Records
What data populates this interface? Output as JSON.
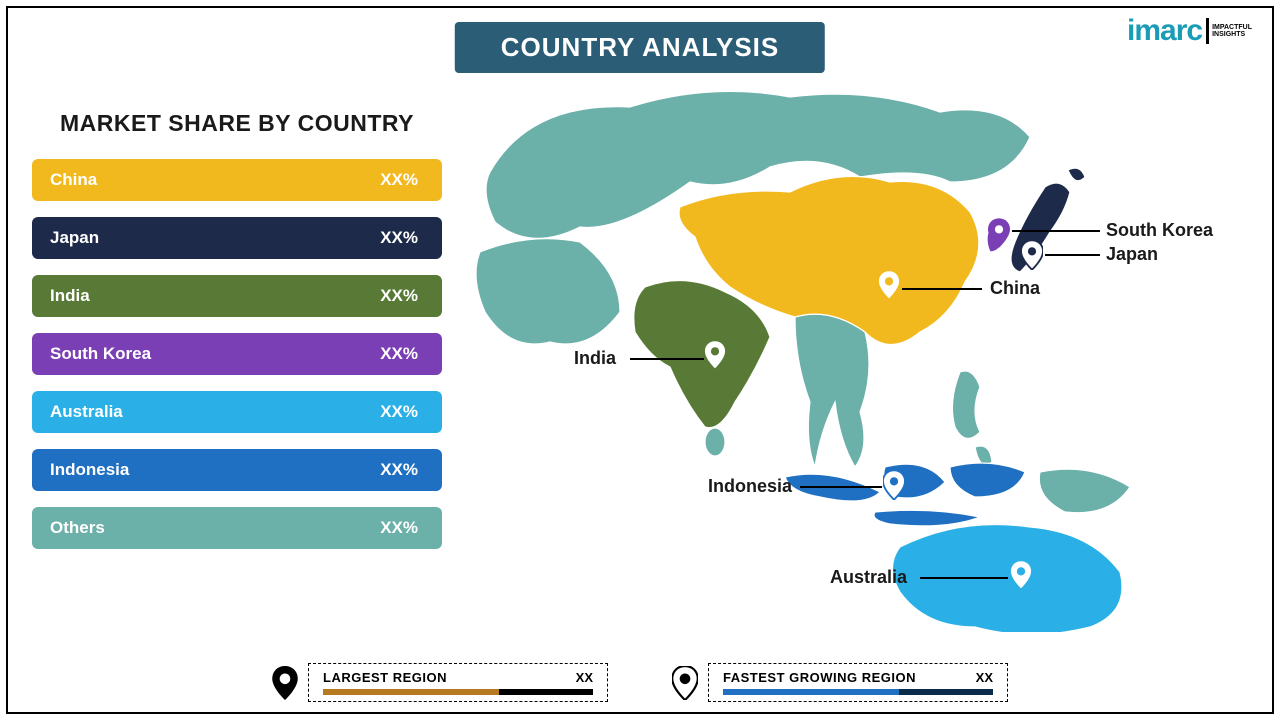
{
  "title": "COUNTRY ANALYSIS",
  "logo": {
    "main": "imarc",
    "sub1": "IMPACTFUL",
    "sub2": "INSIGHTS"
  },
  "panel": {
    "heading": "MARKET SHARE BY COUNTRY",
    "rows": [
      {
        "name": "China",
        "value": "XX%",
        "color": "#f2b91e"
      },
      {
        "name": "Japan",
        "value": "XX%",
        "color": "#1e2a4a"
      },
      {
        "name": "India",
        "value": "XX%",
        "color": "#587a36"
      },
      {
        "name": "South Korea",
        "value": "XX%",
        "color": "#7b3fb5"
      },
      {
        "name": "Australia",
        "value": "XX%",
        "color": "#2ab0e6"
      },
      {
        "name": "Indonesia",
        "value": "XX%",
        "color": "#1f6fc2"
      },
      {
        "name": "Others",
        "value": "XX%",
        "color": "#6bb0a9"
      }
    ]
  },
  "map": {
    "base_color": "#6bb0a9",
    "stroke": "#ffffff",
    "labels": {
      "south_korea": "South Korea",
      "japan": "Japan",
      "china": "China",
      "india": "India",
      "indonesia": "Indonesia",
      "australia": "Australia"
    },
    "countries": {
      "china": {
        "fill": "#f2b91e"
      },
      "japan": {
        "fill": "#1e2a4a"
      },
      "india": {
        "fill": "#587a36"
      },
      "skorea": {
        "fill": "#7b3fb5"
      },
      "australia": {
        "fill": "#2ab0e6"
      },
      "indonesia": {
        "fill": "#1f6fc2"
      }
    }
  },
  "legend": {
    "largest": {
      "title": "LARGEST REGION",
      "value": "XX",
      "bar1": "#b57a1f",
      "bar2": "#000000",
      "pin_fill": "#000000"
    },
    "fastest": {
      "title": "FASTEST GROWING REGION",
      "value": "XX",
      "bar1": "#1f6fc2",
      "bar2": "#0a2b4a",
      "pin_fill": "#ffffff",
      "pin_stroke": "#000000"
    }
  },
  "style": {
    "banner_bg": "#2b5d77",
    "banner_fg": "#ffffff",
    "frame_border": "#000000",
    "heading_color": "#1a1a1a",
    "label_color": "#1a1a1a",
    "logo_color": "#1a9cb7"
  }
}
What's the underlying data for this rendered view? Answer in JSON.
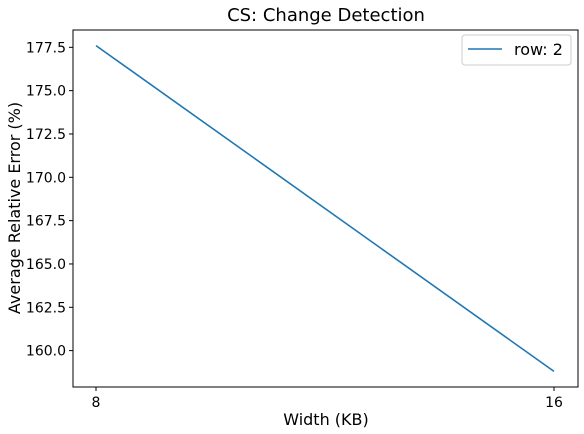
{
  "chart_data": {
    "type": "line",
    "title": "CS: Change Detection",
    "xlabel": "Width (KB)",
    "ylabel": "Average Relative Error (%)",
    "x": [
      8,
      16
    ],
    "xticks": [
      "8",
      "16"
    ],
    "yticks": [
      "160.0",
      "162.5",
      "165.0",
      "167.5",
      "170.0",
      "172.5",
      "175.0",
      "177.5"
    ],
    "ylim": [
      157.9,
      178.5
    ],
    "grid": false,
    "legend_position": "top-right",
    "series": [
      {
        "name": "row: 2",
        "values": [
          177.6,
          158.8
        ],
        "color": "#1f77b4"
      }
    ]
  }
}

Short problem
Take the line containing "What's the underlying" as the first line and the last line of the data above as the final one, and output exactly the lines between them, inclusive, with no pictures.

Written solution
What's the underlying data for this rendered view? Answer in JSON.
{
  "chart_data": {
    "type": "line",
    "title": "CS: Change Detection",
    "xlabel": "Width (KB)",
    "ylabel": "Average Relative Error (%)",
    "x": [
      8,
      16
    ],
    "xticks": [
      "8",
      "16"
    ],
    "yticks": [
      "160.0",
      "162.5",
      "165.0",
      "167.5",
      "170.0",
      "172.5",
      "175.0",
      "177.5"
    ],
    "ylim": [
      157.9,
      178.5
    ],
    "grid": false,
    "legend_position": "top-right",
    "series": [
      {
        "name": "row: 2",
        "values": [
          177.6,
          158.8
        ],
        "color": "#1f77b4"
      }
    ]
  }
}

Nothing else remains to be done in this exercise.